Objective
Below is a block of data; give all of it again word for word.

** start of Recorded data **

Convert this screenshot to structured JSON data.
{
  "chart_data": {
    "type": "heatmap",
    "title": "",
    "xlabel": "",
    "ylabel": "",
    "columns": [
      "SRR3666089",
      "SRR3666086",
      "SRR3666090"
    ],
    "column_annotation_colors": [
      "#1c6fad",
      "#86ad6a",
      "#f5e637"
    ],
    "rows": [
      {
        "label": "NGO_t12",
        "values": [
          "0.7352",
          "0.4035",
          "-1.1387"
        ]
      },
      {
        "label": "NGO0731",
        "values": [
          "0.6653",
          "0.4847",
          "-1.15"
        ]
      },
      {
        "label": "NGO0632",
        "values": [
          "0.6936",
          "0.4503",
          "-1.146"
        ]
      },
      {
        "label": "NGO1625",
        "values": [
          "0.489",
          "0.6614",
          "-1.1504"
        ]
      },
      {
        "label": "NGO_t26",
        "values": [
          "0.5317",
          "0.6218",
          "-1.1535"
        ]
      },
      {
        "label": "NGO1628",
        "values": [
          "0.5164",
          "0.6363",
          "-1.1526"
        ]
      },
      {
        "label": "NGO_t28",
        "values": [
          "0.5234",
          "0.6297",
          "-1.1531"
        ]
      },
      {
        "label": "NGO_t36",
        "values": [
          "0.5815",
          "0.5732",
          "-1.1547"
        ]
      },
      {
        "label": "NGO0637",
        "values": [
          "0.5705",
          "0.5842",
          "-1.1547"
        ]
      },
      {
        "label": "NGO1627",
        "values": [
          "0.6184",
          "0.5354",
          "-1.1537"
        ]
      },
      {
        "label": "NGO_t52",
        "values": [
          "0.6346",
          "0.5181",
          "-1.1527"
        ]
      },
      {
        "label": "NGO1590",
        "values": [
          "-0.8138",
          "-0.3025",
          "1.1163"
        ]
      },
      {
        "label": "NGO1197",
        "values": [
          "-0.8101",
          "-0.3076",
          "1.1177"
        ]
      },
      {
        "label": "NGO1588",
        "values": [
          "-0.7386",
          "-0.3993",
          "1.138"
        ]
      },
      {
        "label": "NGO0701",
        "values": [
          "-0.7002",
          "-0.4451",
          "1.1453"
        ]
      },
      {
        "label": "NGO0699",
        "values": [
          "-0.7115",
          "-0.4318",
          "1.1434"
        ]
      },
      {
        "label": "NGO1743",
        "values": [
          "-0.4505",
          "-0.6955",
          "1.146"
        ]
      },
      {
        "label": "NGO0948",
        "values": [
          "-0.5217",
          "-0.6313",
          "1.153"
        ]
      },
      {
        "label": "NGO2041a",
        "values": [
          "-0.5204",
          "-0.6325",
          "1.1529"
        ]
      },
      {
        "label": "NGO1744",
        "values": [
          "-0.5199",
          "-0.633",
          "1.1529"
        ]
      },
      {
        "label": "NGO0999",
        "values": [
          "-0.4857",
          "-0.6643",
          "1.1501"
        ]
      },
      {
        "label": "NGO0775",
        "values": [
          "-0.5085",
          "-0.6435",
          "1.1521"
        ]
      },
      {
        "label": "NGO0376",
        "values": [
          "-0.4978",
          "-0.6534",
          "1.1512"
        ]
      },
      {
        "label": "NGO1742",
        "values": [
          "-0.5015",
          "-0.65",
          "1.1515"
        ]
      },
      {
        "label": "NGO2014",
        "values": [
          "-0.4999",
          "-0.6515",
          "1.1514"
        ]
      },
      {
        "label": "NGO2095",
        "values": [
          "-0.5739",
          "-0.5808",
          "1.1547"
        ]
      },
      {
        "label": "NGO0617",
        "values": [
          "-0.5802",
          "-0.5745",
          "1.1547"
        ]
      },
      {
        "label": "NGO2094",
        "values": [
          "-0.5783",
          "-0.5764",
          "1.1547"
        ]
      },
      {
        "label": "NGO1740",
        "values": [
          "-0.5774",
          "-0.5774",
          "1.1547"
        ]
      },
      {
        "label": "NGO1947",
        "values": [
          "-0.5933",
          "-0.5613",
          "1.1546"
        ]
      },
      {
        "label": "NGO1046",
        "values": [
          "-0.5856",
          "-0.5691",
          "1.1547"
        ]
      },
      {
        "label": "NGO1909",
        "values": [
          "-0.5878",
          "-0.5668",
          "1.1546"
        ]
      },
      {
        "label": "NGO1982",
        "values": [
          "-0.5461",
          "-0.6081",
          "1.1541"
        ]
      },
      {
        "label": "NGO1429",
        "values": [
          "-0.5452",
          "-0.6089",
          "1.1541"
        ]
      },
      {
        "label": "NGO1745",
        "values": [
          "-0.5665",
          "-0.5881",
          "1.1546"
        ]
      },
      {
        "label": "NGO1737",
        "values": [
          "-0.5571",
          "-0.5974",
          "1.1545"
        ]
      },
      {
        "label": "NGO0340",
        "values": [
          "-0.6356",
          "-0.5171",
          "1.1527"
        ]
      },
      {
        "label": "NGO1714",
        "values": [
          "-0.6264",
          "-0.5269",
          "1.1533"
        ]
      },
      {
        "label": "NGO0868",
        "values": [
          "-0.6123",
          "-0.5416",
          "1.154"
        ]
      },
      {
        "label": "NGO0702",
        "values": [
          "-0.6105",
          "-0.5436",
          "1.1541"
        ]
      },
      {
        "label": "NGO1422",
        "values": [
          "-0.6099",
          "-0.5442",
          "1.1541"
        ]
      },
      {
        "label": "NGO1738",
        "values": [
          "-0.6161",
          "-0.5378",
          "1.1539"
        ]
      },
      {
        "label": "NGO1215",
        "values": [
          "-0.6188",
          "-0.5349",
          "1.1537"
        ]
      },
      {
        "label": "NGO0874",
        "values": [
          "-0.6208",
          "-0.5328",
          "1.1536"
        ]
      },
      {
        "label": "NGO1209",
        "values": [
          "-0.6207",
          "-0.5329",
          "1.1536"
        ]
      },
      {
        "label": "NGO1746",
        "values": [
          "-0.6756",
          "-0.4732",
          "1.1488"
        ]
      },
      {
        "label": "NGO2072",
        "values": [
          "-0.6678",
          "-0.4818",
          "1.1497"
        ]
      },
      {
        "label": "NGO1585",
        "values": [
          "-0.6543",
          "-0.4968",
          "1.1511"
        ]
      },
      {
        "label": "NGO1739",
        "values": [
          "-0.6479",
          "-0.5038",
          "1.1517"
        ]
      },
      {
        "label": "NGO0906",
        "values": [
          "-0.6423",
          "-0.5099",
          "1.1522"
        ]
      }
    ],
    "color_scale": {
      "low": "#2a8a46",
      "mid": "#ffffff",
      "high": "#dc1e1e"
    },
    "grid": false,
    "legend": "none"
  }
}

** end of Recorded data **

Output below
Convert this screenshot to structured JSON data.
{
  "chart_data": {
    "type": "heatmap",
    "title": "",
    "xlabel": "",
    "ylabel": "",
    "columns": [
      "SRR3666089",
      "SRR3666086",
      "SRR3666090"
    ],
    "column_annotation_colors": [
      "#1c6fad",
      "#86ad6a",
      "#f5e637"
    ],
    "rows": [
      {
        "label": "NGO_t12",
        "values": [
          "0.7352",
          "0.4035",
          "-1.1387"
        ]
      },
      {
        "label": "NGO0731",
        "values": [
          "0.6653",
          "0.4847",
          "-1.15"
        ]
      },
      {
        "label": "NGO0632",
        "values": [
          "0.6936",
          "0.4503",
          "-1.146"
        ]
      },
      {
        "label": "NGO1625",
        "values": [
          "0.489",
          "0.6614",
          "-1.1504"
        ]
      },
      {
        "label": "NGO_t26",
        "values": [
          "0.5317",
          "0.6218",
          "-1.1535"
        ]
      },
      {
        "label": "NGO1628",
        "values": [
          "0.5164",
          "0.6363",
          "-1.1526"
        ]
      },
      {
        "label": "NGO_t28",
        "values": [
          "0.5234",
          "0.6297",
          "-1.1531"
        ]
      },
      {
        "label": "NGO_t36",
        "values": [
          "0.5815",
          "0.5732",
          "-1.1547"
        ]
      },
      {
        "label": "NGO0637",
        "values": [
          "0.5705",
          "0.5842",
          "-1.1547"
        ]
      },
      {
        "label": "NGO1627",
        "values": [
          "0.6184",
          "0.5354",
          "-1.1537"
        ]
      },
      {
        "label": "NGO_t52",
        "values": [
          "0.6346",
          "0.5181",
          "-1.1527"
        ]
      },
      {
        "label": "NGO1590",
        "values": [
          "-0.8138",
          "-0.3025",
          "1.1163"
        ]
      },
      {
        "label": "NGO1197",
        "values": [
          "-0.8101",
          "-0.3076",
          "1.1177"
        ]
      },
      {
        "label": "NGO1588",
        "values": [
          "-0.7386",
          "-0.3993",
          "1.138"
        ]
      },
      {
        "label": "NGO0701",
        "values": [
          "-0.7002",
          "-0.4451",
          "1.1453"
        ]
      },
      {
        "label": "NGO0699",
        "values": [
          "-0.7115",
          "-0.4318",
          "1.1434"
        ]
      },
      {
        "label": "NGO1743",
        "values": [
          "-0.4505",
          "-0.6955",
          "1.146"
        ]
      },
      {
        "label": "NGO0948",
        "values": [
          "-0.5217",
          "-0.6313",
          "1.153"
        ]
      },
      {
        "label": "NGO2041a",
        "values": [
          "-0.5204",
          "-0.6325",
          "1.1529"
        ]
      },
      {
        "label": "NGO1744",
        "values": [
          "-0.5199",
          "-0.633",
          "1.1529"
        ]
      },
      {
        "label": "NGO0999",
        "values": [
          "-0.4857",
          "-0.6643",
          "1.1501"
        ]
      },
      {
        "label": "NGO0775",
        "values": [
          "-0.5085",
          "-0.6435",
          "1.1521"
        ]
      },
      {
        "label": "NGO0376",
        "values": [
          "-0.4978",
          "-0.6534",
          "1.1512"
        ]
      },
      {
        "label": "NGO1742",
        "values": [
          "-0.5015",
          "-0.65",
          "1.1515"
        ]
      },
      {
        "label": "NGO2014",
        "values": [
          "-0.4999",
          "-0.6515",
          "1.1514"
        ]
      },
      {
        "label": "NGO2095",
        "values": [
          "-0.5739",
          "-0.5808",
          "1.1547"
        ]
      },
      {
        "label": "NGO0617",
        "values": [
          "-0.5802",
          "-0.5745",
          "1.1547"
        ]
      },
      {
        "label": "NGO2094",
        "values": [
          "-0.5783",
          "-0.5764",
          "1.1547"
        ]
      },
      {
        "label": "NGO1740",
        "values": [
          "-0.5774",
          "-0.5774",
          "1.1547"
        ]
      },
      {
        "label": "NGO1947",
        "values": [
          "-0.5933",
          "-0.5613",
          "1.1546"
        ]
      },
      {
        "label": "NGO1046",
        "values": [
          "-0.5856",
          "-0.5691",
          "1.1547"
        ]
      },
      {
        "label": "NGO1909",
        "values": [
          "-0.5878",
          "-0.5668",
          "1.1546"
        ]
      },
      {
        "label": "NGO1982",
        "values": [
          "-0.5461",
          "-0.6081",
          "1.1541"
        ]
      },
      {
        "label": "NGO1429",
        "values": [
          "-0.5452",
          "-0.6089",
          "1.1541"
        ]
      },
      {
        "label": "NGO1745",
        "values": [
          "-0.5665",
          "-0.5881",
          "1.1546"
        ]
      },
      {
        "label": "NGO1737",
        "values": [
          "-0.5571",
          "-0.5974",
          "1.1545"
        ]
      },
      {
        "label": "NGO0340",
        "values": [
          "-0.6356",
          "-0.5171",
          "1.1527"
        ]
      },
      {
        "label": "NGO1714",
        "values": [
          "-0.6264",
          "-0.5269",
          "1.1533"
        ]
      },
      {
        "label": "NGO0868",
        "values": [
          "-0.6123",
          "-0.5416",
          "1.154"
        ]
      },
      {
        "label": "NGO0702",
        "values": [
          "-0.6105",
          "-0.5436",
          "1.1541"
        ]
      },
      {
        "label": "NGO1422",
        "values": [
          "-0.6099",
          "-0.5442",
          "1.1541"
        ]
      },
      {
        "label": "NGO1738",
        "values": [
          "-0.6161",
          "-0.5378",
          "1.1539"
        ]
      },
      {
        "label": "NGO1215",
        "values": [
          "-0.6188",
          "-0.5349",
          "1.1537"
        ]
      },
      {
        "label": "NGO0874",
        "values": [
          "-0.6208",
          "-0.5328",
          "1.1536"
        ]
      },
      {
        "label": "NGO1209",
        "values": [
          "-0.6207",
          "-0.5329",
          "1.1536"
        ]
      },
      {
        "label": "NGO1746",
        "values": [
          "-0.6756",
          "-0.4732",
          "1.1488"
        ]
      },
      {
        "label": "NGO2072",
        "values": [
          "-0.6678",
          "-0.4818",
          "1.1497"
        ]
      },
      {
        "label": "NGO1585",
        "values": [
          "-0.6543",
          "-0.4968",
          "1.1511"
        ]
      },
      {
        "label": "NGO1739",
        "values": [
          "-0.6479",
          "-0.5038",
          "1.1517"
        ]
      },
      {
        "label": "NGO0906",
        "values": [
          "-0.6423",
          "-0.5099",
          "1.1522"
        ]
      }
    ],
    "color_scale": {
      "low": "#2a8a46",
      "mid": "#ffffff",
      "high": "#dc1e1e"
    },
    "grid": false,
    "legend": "none"
  }
}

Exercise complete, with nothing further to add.